___ DATASET RECORDS

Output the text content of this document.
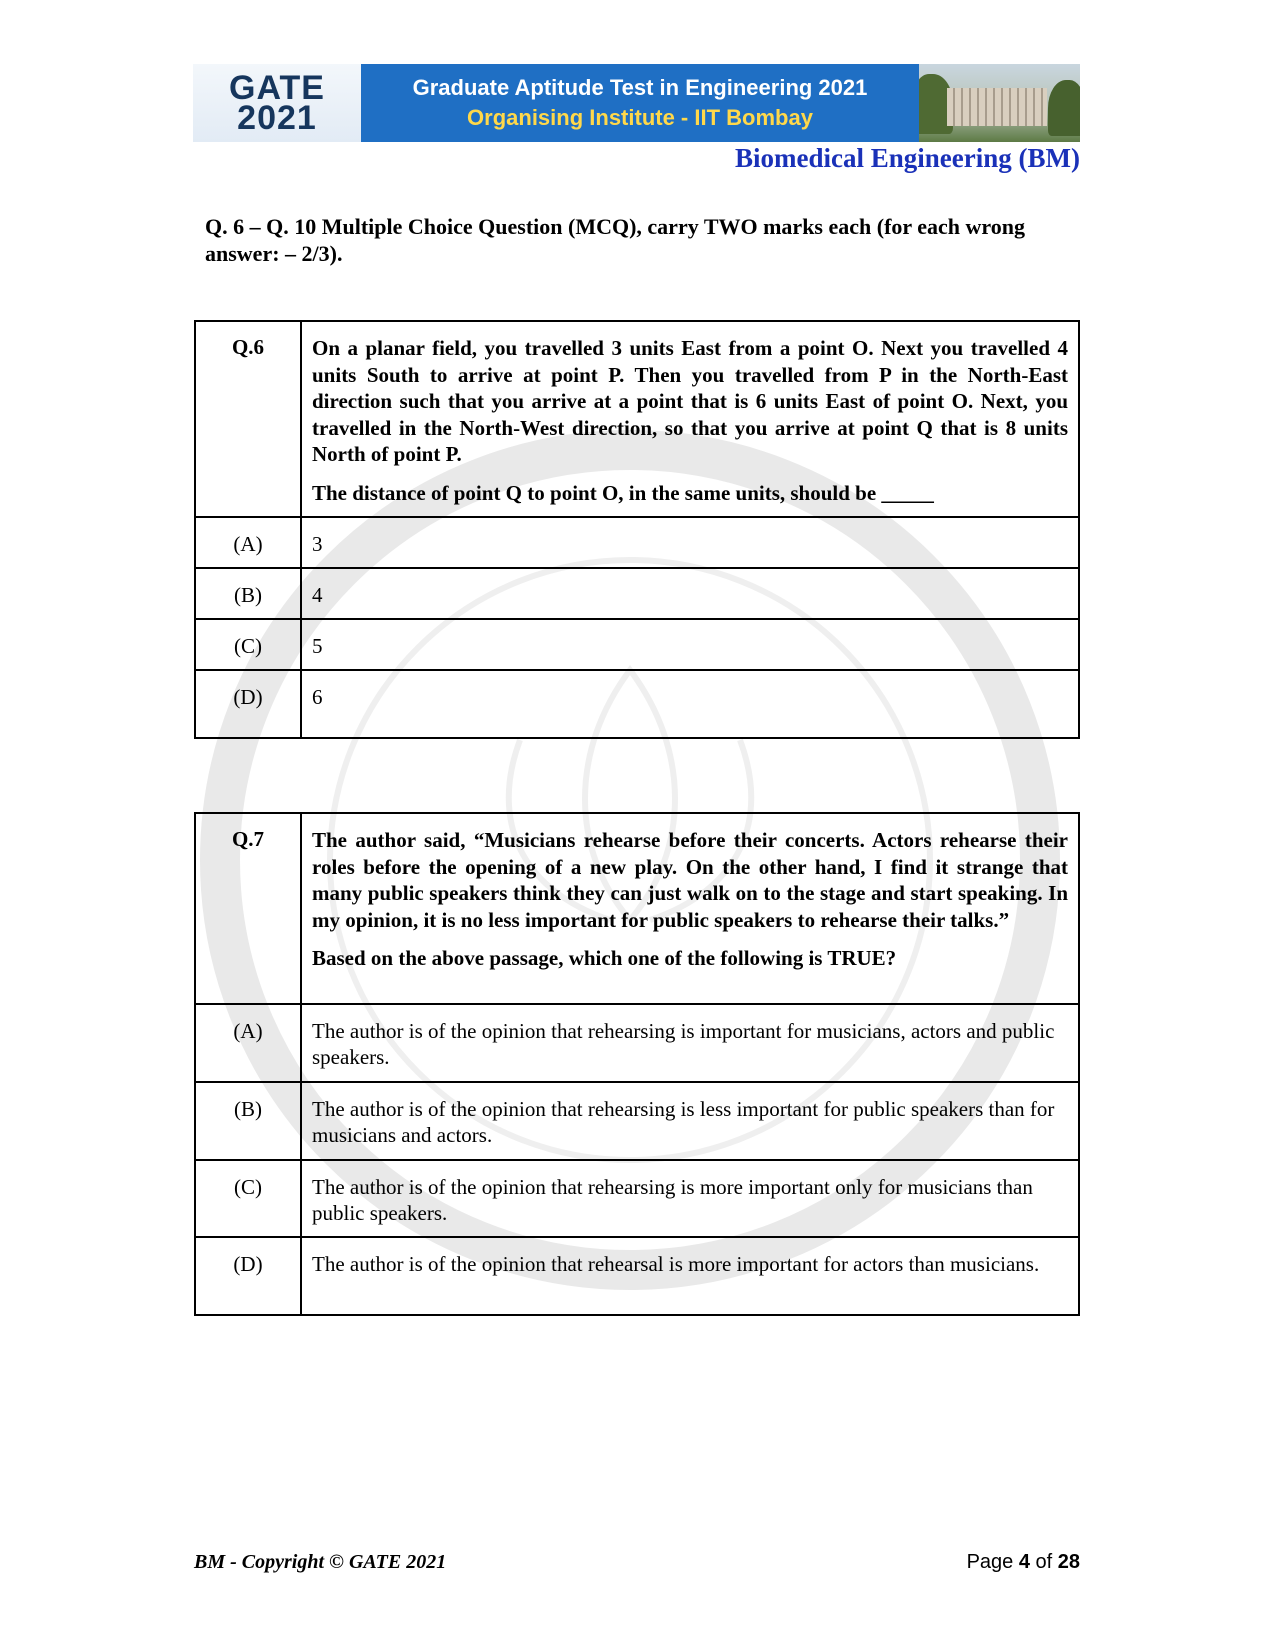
GATE
2021
Graduate Aptitude Test in Engineering 2021
Organising Institute - IIT Bombay
Biomedical Engineering (BM)
Q. 6 – Q. 10 Multiple Choice Question (MCQ), carry TWO marks each (for each wrong answer: – 2/3).
Q.6	On a planar field, you travelled 3 units East from a point O. Next you travelled 4 units South to arrive at point P. Then you travelled from P in the North-East direction such that you arrive at a point that is 6 units East of point O. Next, you travelled in the North-West direction, so that you arrive at point Q that is 8 units North of point P.
The distance of point Q to point O, in the same units, should be _____

(A)	3

(B)	4

(C)	5

(D)	6
Q.7	The author said, “Musicians rehearse before their concerts. Actors rehearse their roles before the opening of a new play. On the other hand, I find it strange that many public speakers think they can just walk on to the stage and start speaking. In my opinion, it is no less important for public speakers to rehearse their talks.”
Based on the above passage, which one of the following is TRUE?

(A)	The author is of the opinion that rehearsing is important for musicians, actors and public speakers.

(B)	The author is of the opinion that rehearsing is less important for public speakers than for musicians and actors.

(C)	The author is of the opinion that rehearsing is more important only for musicians than public speakers.

(D)	The author is of the opinion that rehearsal is more important for actors than musicians.
BM - Copyright © GATE 2021	Page 4 of 28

______

▶ PROBLEM DESCRIPTION:
Output all of the entries verbatim, leaving out any images.

▶ WRITTEN ANSWER:
Output the text content of this document.
GATE
2021
Graduate Aptitude Test in Engineering 2021
Organising Institute - IIT Bombay
Biomedical Engineering (BM)
Q. 6 – Q. 10 Multiple Choice Question (MCQ), carry TWO marks each (for each wrong answer: – 2/3).
Q.6	On a planar field, you travelled 3 units East from a point O. Next you travelled 4 units South to arrive at point P. Then you travelled from P in the North-East direction such that you arrive at a point that is 6 units East of point O. Next, you travelled in the North-West direction, so that you arrive at point Q that is 8 units North of point P.
The distance of point Q to point O, in the same units, should be _____

(A)	3

(B)	4

(C)	5

(D)	6
Q.7	The author said, “Musicians rehearse before their concerts. Actors rehearse their roles before the opening of a new play. On the other hand, I find it strange that many public speakers think they can just walk on to the stage and start speaking. In my opinion, it is no less important for public speakers to rehearse their talks.”
Based on the above passage, which one of the following is TRUE?

(A)	The author is of the opinion that rehearsing is important for musicians, actors and public speakers.

(B)	The author is of the opinion that rehearsing is less important for public speakers than for musicians and actors.

(C)	The author is of the opinion that rehearsing is more important only for musicians than public speakers.

(D)	The author is of the opinion that rehearsal is more important for actors than musicians.
BM - Copyright © GATE 2021	Page 4 of 28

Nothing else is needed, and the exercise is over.